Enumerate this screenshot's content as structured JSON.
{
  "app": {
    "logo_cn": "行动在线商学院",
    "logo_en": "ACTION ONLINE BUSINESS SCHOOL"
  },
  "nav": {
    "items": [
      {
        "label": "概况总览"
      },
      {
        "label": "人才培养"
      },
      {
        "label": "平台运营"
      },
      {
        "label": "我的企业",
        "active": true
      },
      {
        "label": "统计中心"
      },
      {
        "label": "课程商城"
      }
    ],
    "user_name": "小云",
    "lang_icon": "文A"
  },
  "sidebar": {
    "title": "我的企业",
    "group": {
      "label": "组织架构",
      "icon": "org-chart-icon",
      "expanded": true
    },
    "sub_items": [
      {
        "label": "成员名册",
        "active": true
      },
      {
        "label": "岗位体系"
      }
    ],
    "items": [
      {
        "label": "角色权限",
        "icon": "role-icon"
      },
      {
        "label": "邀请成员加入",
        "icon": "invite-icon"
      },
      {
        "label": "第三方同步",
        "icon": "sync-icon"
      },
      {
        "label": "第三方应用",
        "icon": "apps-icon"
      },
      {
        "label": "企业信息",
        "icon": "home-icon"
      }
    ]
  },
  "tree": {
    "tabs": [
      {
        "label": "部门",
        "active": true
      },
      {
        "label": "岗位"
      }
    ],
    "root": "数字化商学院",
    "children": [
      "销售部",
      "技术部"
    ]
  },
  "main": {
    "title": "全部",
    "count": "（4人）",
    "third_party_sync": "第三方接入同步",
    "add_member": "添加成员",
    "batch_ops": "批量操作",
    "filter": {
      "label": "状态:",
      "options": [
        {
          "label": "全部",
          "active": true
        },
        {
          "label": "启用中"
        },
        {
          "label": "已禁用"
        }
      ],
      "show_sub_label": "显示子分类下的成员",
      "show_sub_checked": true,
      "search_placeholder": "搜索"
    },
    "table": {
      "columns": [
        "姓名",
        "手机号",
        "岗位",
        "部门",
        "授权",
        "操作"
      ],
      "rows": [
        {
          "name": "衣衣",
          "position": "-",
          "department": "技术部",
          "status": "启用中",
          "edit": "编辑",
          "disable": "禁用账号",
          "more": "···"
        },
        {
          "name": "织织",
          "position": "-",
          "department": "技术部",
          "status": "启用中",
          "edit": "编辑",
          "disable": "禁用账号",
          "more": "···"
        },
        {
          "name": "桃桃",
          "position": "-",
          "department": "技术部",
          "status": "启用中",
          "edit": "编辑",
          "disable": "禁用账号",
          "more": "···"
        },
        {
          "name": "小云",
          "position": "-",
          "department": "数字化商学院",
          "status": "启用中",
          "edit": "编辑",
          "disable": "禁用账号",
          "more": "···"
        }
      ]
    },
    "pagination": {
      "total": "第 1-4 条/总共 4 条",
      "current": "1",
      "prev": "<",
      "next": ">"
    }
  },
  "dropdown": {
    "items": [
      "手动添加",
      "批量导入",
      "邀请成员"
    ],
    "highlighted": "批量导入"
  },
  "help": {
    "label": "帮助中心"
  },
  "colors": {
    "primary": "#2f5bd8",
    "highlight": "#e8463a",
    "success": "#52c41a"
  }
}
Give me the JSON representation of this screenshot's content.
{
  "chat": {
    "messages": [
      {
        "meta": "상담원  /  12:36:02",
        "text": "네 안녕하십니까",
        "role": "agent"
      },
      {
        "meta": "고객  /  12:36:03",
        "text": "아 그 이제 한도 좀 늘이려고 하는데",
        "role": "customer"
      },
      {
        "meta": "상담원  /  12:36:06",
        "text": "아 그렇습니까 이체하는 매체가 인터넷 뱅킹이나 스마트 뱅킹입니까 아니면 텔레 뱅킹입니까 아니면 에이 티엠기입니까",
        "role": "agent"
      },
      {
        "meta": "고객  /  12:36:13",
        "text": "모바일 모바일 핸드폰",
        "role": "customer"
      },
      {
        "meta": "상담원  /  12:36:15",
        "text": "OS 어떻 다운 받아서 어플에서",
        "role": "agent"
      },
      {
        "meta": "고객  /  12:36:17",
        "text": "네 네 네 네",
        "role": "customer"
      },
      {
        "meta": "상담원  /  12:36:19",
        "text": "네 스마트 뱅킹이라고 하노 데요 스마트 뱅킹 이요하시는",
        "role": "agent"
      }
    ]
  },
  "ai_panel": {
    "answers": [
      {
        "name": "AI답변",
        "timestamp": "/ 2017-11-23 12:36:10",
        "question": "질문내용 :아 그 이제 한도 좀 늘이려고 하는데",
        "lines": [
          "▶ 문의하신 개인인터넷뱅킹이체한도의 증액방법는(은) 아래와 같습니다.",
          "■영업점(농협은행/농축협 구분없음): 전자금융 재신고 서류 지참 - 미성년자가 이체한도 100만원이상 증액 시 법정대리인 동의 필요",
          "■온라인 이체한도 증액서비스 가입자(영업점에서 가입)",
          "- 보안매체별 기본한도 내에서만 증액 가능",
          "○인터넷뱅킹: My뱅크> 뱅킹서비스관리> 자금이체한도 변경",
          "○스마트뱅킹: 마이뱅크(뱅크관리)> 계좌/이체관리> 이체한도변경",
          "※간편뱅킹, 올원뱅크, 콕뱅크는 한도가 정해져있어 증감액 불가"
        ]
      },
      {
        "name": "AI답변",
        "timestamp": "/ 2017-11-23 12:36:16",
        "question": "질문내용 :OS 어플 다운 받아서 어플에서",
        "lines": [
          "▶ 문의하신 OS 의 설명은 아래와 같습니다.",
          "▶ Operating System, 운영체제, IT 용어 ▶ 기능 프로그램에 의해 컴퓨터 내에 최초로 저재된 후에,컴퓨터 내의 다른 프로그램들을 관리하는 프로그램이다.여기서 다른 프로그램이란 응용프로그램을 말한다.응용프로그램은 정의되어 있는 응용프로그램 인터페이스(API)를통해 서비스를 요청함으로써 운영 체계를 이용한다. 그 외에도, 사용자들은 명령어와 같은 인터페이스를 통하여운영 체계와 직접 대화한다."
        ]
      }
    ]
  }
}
::::::::
WHAT THE TASK ASKS. Check each line of the records for the word "this" and extract those that contain it.

WRITTEN RESPONSE.
Enumerate this screenshot's content as structured JSON.
Give me the JSON representation of this screenshot's content.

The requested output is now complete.